- _Work to complete_: All entries must be repeated exactly; do not include the pictures.

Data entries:

⁂

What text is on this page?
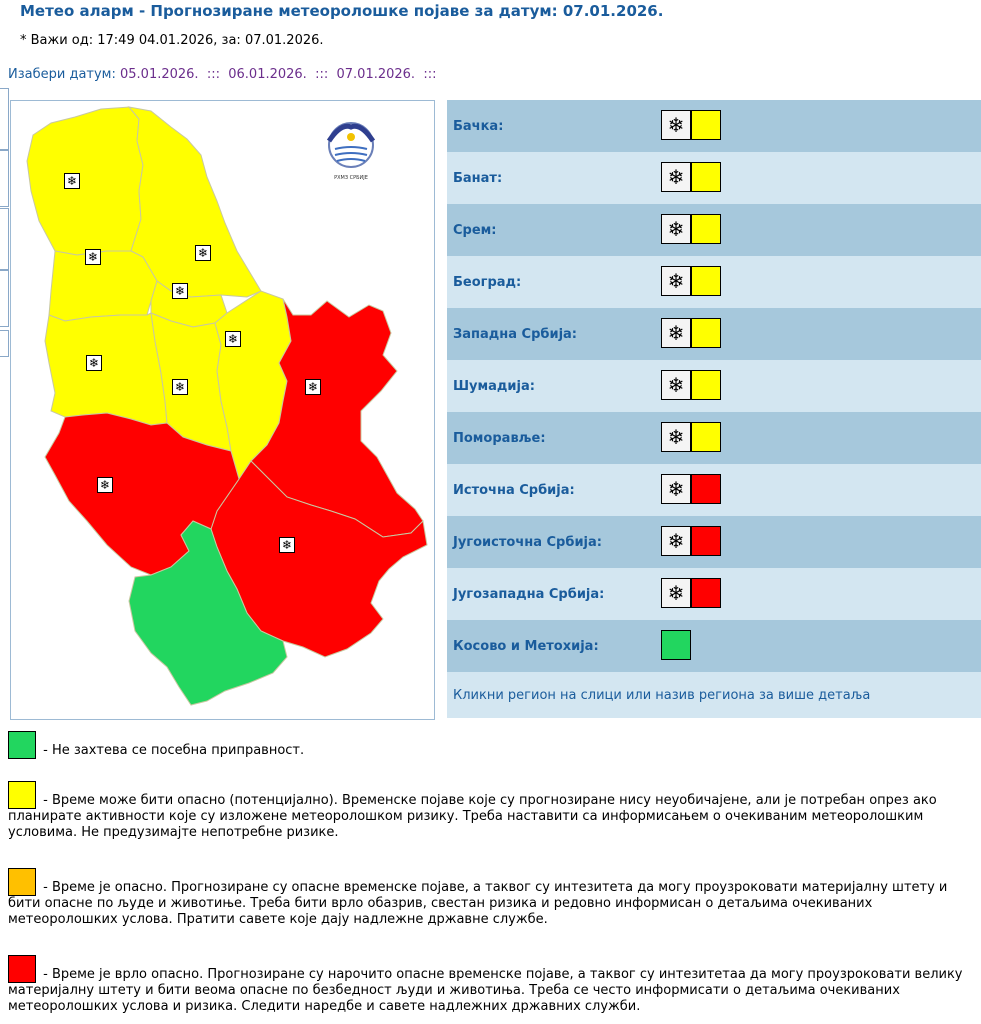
Метео аларм - Прогнозиране метеоролошке појаве за датум: 07.01.2026.
* Важи од: 17:49 04.01.2026, за: 07.01.2026.
Изабери датум: 05.01.2026. ::: 06.01.2026. ::: 07.01.2026. :::
РХМЗ СРБИЈЕ
❄
❄	❄
❄
❄
❄
❄	❄
❄
❄
Бачка:	❄
Банат:	❄
Срем:	❄
Београд:	❄
Западна Србија:	❄
Шумадија:	❄
Поморавље:	❄
Источна Србија:	❄
Југоисточна Србија:	❄
Југозападна Србија:	❄
Косово и Метохија:
Кликни регион на слици или назив региона за више детаља
- Не захтева се посебна приправност.
- Време може бити опасно (потенцијално). Временске појаве које су прогнозиране нису неуобичајене, али је потребан опрез ако планирате активности које су изложене метеоролошком ризику. Треба наставити са информисањем о очекиваним метеоролошким условима. Не предузимајте непотребне ризике.
- Време је опасно. Прогнозиране су опасне временске појаве, а таквог су интезитета да могу проузроковати материјалну штету и бити опасне по људе и животиње. Треба бити врло обазрив, свестан ризика и редовно информисан о детаљима очекиваних метеоролошких услова. Пратити савете које дају надлежне државне службе.
- Време је врло опасно. Прогнозиране су нарочито опасне временске појаве, а таквог су интезитетаа да могу проузроковати велику материјалну штету и бити веома опасне по безбедност људи и животиња. Треба се често информисати о детаљима очекиваних метеоролошких услова и ризика. Следити наредбе и савете надлежних државних служби.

⁂

- _Written answer_:
What text is on this page?
Метео аларм - Прогнозиране метеоролошке појаве за датум: 07.01.2026.
* Важи од: 17:49 04.01.2026, за: 07.01.2026.
Изабери датум: 05.01.2026. ::: 06.01.2026. ::: 07.01.2026. :::
РХМЗ СРБИЈЕ
❄
❄	❄
❄
❄
❄
❄	❄
❄
❄
Бачка:	❄
Банат:	❄
Срем:	❄
Београд:	❄
Западна Србија:	❄
Шумадија:	❄
Поморавље:	❄
Источна Србија:	❄
Југоисточна Србија:	❄
Југозападна Србија:	❄
Косово и Метохија:
Кликни регион на слици или назив региона за више детаља
- Не захтева се посебна приправност.
- Време може бити опасно (потенцијално). Временске појаве које су прогнозиране нису неуобичајене, али је потребан опрез ако планирате активности које су изложене метеоролошком ризику. Треба наставити са информисањем о очекиваним метеоролошким условима. Не предузимајте непотребне ризике.
- Време је опасно. Прогнозиране су опасне временске појаве, а таквог су интезитета да могу проузроковати материјалну штету и бити опасне по људе и животиње. Треба бити врло обазрив, свестан ризика и редовно информисан о детаљима очекиваних метеоролошких услова. Пратити савете које дају надлежне државне службе.
- Време је врло опасно. Прогнозиране су нарочито опасне временске појаве, а таквог су интезитетаа да могу проузроковати велику материјалну штету и бити веома опасне по безбедност људи и животиња. Треба се често информисати о детаљима очекиваних метеоролошких услова и ризика. Следити наредбе и савете надлежних државних служби.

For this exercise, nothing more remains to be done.